_Task prompt_
Find out how many lines of the material contain the string "werom" and give only that figure.

++++++++

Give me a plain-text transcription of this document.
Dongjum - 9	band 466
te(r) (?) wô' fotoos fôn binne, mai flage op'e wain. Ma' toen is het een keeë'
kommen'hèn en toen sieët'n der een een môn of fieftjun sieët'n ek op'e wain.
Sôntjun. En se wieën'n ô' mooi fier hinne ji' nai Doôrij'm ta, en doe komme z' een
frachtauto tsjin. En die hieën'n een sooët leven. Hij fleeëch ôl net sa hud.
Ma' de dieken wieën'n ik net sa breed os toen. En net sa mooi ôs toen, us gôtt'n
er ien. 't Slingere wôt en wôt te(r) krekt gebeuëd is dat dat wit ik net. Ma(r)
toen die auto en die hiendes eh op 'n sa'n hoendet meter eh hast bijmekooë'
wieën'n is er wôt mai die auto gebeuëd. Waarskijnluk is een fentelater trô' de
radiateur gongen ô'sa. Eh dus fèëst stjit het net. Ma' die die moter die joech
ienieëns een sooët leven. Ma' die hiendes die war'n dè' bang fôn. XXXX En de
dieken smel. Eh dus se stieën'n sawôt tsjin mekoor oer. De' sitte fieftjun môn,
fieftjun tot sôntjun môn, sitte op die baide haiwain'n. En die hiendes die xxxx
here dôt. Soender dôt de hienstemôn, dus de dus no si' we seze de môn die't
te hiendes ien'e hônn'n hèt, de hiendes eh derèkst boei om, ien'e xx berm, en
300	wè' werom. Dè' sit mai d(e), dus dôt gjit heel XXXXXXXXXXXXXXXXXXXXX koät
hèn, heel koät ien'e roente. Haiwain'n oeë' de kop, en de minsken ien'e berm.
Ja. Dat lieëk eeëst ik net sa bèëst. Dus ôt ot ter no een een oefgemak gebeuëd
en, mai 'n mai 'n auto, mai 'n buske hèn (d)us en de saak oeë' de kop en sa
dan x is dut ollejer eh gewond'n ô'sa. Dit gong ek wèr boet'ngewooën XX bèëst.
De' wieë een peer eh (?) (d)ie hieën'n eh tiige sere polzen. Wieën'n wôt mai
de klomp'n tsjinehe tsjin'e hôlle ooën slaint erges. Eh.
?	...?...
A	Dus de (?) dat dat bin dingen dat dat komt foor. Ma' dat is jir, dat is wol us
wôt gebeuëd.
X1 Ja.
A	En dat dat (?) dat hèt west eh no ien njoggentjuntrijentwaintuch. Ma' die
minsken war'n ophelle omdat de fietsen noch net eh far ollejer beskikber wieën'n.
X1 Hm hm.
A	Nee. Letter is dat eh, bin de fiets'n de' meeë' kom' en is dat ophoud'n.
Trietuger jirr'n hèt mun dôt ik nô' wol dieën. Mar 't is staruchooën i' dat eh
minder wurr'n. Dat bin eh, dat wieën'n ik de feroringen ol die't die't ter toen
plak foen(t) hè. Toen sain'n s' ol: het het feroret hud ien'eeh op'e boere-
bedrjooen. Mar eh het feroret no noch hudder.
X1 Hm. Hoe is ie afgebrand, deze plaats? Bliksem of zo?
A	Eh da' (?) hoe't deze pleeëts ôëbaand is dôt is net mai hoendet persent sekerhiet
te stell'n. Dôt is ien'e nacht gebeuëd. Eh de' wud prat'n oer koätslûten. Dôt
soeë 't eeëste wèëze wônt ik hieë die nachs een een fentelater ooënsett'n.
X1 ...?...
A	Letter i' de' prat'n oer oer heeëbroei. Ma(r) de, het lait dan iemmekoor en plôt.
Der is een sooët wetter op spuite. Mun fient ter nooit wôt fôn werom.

++++++++

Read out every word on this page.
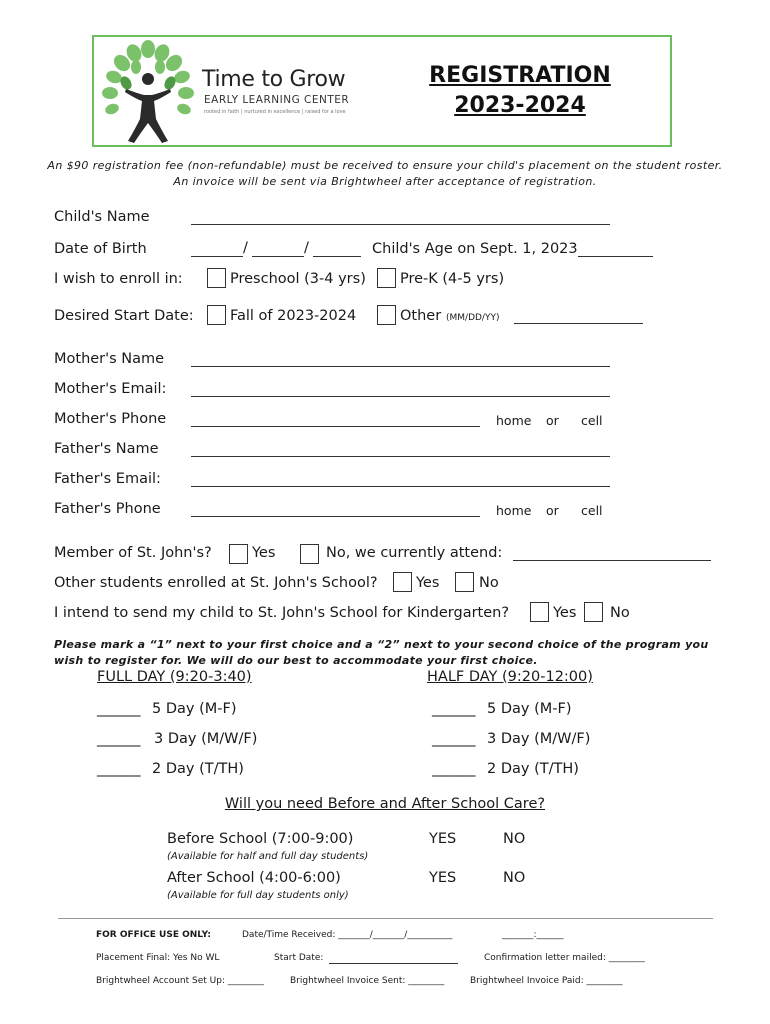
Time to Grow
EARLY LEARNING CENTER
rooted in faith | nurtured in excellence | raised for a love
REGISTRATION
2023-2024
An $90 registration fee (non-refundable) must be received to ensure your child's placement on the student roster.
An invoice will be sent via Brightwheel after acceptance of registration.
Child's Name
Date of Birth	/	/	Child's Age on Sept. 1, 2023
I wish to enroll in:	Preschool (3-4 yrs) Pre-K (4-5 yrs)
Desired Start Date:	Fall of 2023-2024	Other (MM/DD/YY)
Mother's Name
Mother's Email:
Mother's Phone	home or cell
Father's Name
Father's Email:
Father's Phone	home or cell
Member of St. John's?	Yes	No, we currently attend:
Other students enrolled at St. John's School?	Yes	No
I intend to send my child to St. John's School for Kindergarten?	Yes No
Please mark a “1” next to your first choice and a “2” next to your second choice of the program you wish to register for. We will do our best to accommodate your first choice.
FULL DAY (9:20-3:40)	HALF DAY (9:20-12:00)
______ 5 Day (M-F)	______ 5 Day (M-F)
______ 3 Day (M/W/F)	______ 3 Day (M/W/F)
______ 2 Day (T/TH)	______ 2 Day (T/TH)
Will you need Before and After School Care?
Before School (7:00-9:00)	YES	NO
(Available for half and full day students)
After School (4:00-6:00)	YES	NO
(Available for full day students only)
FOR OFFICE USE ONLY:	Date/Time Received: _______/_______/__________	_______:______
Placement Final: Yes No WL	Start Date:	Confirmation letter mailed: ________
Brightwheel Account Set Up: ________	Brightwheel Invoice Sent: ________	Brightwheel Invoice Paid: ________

++++++++

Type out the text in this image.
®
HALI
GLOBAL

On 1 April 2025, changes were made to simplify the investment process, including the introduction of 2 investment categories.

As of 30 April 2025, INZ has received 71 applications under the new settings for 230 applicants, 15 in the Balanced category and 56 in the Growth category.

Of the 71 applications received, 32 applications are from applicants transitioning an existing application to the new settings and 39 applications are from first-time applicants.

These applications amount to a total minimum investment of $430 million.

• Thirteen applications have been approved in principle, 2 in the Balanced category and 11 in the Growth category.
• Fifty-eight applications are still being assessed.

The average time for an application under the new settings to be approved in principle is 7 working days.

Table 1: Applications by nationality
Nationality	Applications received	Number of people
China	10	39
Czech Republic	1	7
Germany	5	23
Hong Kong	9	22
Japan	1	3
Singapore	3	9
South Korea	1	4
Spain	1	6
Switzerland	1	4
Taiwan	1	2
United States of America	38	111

++++++++

_Reply to the exercise_
2